**Given task**: Copy all lines that contain the word "type".

**Stored data**:
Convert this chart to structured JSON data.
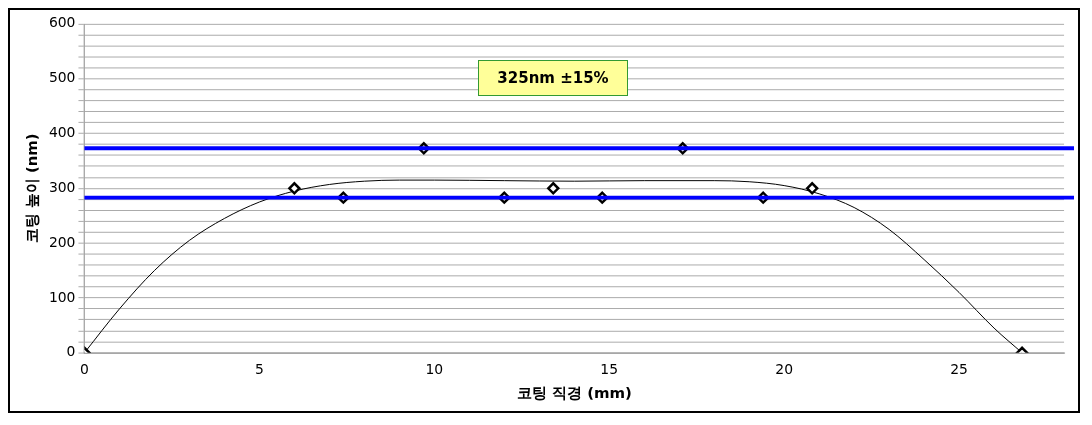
{
  "chart_data": {
    "type": "scatter",
    "xlabel": "코팅 직경 (mm)",
    "ylabel": "코팅 높이 (nm)",
    "xlim": [
      0,
      28
    ],
    "xticks": [
      0,
      5,
      10,
      15,
      20,
      25
    ],
    "ylim": [
      0,
      600
    ],
    "yticks": [
      0,
      {
        "value": 20,
        "label": null
      },
      {
        "value": 40,
        "label": null
      },
      {
        "value": 60,
        "label": null
      },
      {
        "value": 80,
        "label": null
      },
      100,
      {
        "value": 120,
        "label": null
      },
      {
        "value": 140,
        "label": null
      },
      {
        "value": 160,
        "label": null
      },
      {
        "value": 180,
        "label": null
      },
      200,
      {
        "value": 220,
        "label": null
      },
      {
        "value": 240,
        "label": null
      },
      {
        "value": 260,
        "label": null
      },
      {
        "value": 280,
        "label": null
      },
      300,
      {
        "value": 320,
        "label": null
      },
      {
        "value": 340,
        "label": null
      },
      {
        "value": 360,
        "label": null
      },
      {
        "value": 380,
        "label": null
      },
      400,
      {
        "value": 420,
        "label": null
      },
      {
        "value": 440,
        "label": null
      },
      {
        "value": 460,
        "label": null
      },
      {
        "value": 480,
        "label": null
      },
      500,
      {
        "value": 520,
        "label": null
      },
      {
        "value": 540,
        "label": null
      },
      {
        "value": 560,
        "label": null
      },
      {
        "value": 580,
        "label": null
      },
      600
    ],
    "grid": "y",
    "legend": false,
    "series": [
      {
        "type": "scatter",
        "color": "#000000",
        "marker": "diamond",
        "x": [
          0,
          6,
          7.4,
          9.7,
          12,
          13.4,
          14.8,
          17.1,
          19.4,
          20.8,
          26.8
        ],
        "values": [
          0,
          300,
          283,
          373,
          283,
          300,
          283,
          373,
          283,
          300,
          0
        ]
      },
      {
        "type": "line",
        "color": "#000000",
        "marker": "none",
        "x": [
          0,
          1,
          2,
          3,
          4,
          5,
          6,
          7,
          8,
          9,
          10,
          12,
          14,
          16,
          18,
          19,
          20,
          21,
          22,
          23,
          24,
          25,
          26,
          26.8
        ],
        "values": [
          0,
          80,
          150,
          205,
          245,
          275,
          295,
          307,
          313,
          315,
          315,
          314,
          313,
          314,
          314,
          312,
          305,
          290,
          265,
          225,
          170,
          110,
          45,
          0
        ]
      }
    ],
    "ref_lines": [
      {
        "axis": "y",
        "value": 373,
        "color": "#0000ff"
      },
      {
        "axis": "y",
        "value": 283,
        "color": "#0000ff"
      }
    ],
    "annotations": [
      "325nm ±15%"
    ]
  }
}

**The solution**:
    "type": "scatter",
        "type": "scatter",
        "type": "line",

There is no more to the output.